> [Exercise]:
For each line of the data below that holds "content", copy the line.

> [Data rows]:
####################
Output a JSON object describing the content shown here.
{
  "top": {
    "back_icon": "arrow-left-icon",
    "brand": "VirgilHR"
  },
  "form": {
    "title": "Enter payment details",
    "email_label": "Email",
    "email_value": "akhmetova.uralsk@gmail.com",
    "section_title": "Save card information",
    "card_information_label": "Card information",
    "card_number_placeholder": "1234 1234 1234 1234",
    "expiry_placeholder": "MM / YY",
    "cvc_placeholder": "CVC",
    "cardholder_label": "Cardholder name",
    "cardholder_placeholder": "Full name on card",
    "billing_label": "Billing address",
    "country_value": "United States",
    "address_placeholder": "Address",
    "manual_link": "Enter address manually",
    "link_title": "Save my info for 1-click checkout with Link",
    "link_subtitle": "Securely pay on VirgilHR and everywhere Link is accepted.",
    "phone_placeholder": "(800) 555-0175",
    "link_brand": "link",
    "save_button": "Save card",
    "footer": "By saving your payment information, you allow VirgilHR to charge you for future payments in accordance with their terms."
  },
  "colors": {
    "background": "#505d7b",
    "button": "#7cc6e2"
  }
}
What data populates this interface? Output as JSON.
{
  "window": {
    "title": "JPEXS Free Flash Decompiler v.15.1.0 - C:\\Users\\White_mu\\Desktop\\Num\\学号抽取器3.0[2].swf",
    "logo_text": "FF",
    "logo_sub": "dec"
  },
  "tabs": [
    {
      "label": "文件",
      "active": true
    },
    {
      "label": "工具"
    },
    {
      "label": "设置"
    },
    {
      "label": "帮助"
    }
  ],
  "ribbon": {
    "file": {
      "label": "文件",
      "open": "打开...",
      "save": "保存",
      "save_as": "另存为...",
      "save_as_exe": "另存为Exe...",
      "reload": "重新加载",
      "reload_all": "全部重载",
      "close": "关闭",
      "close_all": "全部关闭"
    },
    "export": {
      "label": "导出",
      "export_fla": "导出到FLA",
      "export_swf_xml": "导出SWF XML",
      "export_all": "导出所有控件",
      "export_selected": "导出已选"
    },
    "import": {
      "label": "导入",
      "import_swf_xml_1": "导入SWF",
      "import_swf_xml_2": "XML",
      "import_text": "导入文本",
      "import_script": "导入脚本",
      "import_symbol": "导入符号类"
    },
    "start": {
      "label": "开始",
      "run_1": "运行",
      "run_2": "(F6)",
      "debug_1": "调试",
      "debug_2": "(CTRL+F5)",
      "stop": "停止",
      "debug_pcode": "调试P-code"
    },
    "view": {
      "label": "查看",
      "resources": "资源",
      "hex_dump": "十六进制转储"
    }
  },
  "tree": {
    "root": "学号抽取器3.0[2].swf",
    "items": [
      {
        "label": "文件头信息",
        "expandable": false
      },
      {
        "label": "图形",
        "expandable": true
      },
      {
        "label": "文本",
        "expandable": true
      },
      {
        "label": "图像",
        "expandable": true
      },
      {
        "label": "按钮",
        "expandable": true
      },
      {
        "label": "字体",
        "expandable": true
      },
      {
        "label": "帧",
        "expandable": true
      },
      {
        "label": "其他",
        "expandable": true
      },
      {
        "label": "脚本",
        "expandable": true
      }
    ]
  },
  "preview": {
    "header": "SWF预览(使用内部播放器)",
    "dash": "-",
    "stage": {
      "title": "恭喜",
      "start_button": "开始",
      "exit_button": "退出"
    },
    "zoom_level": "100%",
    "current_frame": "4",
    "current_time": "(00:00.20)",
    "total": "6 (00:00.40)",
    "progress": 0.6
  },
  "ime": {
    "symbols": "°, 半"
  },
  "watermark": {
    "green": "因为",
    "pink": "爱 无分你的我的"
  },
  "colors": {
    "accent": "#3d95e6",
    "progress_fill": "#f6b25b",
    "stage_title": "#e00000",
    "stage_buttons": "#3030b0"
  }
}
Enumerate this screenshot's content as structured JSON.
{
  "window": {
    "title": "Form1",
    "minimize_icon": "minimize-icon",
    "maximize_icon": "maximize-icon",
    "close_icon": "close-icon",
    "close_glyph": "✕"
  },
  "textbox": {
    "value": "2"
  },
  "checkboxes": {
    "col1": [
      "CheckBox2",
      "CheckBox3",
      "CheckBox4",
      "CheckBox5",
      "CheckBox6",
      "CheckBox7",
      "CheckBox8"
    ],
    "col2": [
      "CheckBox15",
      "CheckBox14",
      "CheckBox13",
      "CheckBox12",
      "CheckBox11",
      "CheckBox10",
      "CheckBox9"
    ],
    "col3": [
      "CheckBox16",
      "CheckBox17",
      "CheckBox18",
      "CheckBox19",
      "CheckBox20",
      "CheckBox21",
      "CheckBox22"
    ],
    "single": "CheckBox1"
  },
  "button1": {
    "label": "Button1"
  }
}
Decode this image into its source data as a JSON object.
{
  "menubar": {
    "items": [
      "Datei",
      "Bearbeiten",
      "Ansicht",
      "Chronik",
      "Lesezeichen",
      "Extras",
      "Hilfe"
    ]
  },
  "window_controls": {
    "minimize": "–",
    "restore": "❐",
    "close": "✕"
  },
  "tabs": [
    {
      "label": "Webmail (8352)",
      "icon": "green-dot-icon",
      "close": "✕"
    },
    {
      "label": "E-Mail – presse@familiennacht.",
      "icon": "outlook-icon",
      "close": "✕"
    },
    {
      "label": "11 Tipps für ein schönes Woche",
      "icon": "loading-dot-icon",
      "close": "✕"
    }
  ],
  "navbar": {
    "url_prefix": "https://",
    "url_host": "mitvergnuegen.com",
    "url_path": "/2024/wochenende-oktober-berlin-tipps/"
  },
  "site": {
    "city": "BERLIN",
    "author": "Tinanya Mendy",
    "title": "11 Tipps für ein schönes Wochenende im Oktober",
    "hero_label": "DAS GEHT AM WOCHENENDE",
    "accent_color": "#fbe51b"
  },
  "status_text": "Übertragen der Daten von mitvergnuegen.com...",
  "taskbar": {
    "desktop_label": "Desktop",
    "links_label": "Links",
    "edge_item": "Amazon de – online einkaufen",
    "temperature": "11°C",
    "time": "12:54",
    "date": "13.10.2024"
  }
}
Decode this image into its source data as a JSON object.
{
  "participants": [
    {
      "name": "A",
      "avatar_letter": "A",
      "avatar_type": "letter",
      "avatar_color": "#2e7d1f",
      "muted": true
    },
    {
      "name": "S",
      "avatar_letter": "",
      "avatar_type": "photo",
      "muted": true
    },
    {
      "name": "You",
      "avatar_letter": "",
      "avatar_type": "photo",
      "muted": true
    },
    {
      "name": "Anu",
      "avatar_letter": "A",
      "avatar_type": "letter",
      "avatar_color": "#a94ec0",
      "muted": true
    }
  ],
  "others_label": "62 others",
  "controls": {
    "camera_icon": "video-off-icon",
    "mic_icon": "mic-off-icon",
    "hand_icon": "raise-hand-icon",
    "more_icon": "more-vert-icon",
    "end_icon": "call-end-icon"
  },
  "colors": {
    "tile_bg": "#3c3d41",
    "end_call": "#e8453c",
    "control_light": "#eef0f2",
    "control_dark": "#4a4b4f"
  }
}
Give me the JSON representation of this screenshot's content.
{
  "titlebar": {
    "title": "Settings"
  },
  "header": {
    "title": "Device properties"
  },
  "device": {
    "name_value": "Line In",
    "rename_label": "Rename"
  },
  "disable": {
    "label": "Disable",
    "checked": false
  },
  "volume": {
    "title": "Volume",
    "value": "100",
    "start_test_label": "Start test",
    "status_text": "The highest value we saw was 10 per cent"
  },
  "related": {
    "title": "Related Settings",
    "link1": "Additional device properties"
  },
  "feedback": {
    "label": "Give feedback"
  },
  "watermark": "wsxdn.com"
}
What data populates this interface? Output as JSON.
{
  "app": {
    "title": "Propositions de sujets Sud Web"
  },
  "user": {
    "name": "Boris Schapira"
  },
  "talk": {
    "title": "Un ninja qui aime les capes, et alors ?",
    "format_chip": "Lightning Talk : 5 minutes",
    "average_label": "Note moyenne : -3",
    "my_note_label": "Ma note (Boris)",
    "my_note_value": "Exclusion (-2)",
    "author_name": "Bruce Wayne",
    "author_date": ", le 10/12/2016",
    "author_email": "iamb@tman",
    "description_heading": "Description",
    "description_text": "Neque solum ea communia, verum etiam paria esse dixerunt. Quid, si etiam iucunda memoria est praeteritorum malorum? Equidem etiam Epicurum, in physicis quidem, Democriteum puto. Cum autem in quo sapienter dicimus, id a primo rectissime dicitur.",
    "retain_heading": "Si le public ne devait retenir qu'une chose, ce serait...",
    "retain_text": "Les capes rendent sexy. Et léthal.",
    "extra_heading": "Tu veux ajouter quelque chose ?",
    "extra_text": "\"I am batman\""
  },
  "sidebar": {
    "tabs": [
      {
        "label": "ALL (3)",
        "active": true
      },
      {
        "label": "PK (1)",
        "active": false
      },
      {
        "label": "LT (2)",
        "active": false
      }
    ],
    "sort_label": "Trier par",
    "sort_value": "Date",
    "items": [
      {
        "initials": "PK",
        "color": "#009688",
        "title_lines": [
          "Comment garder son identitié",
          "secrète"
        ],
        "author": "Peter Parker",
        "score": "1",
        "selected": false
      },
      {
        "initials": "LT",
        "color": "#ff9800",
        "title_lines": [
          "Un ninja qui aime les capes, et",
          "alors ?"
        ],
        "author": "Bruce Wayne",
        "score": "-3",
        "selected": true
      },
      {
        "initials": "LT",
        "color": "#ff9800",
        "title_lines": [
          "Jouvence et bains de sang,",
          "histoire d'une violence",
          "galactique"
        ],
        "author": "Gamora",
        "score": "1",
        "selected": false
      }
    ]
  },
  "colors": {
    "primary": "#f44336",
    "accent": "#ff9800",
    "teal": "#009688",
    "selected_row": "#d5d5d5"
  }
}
####################
> [Solution to the problem]:
Output a JSON object describing the content shown here.
Enumerate this screenshot's content as structured JSON.
Give me the JSON representation of this screenshot's content.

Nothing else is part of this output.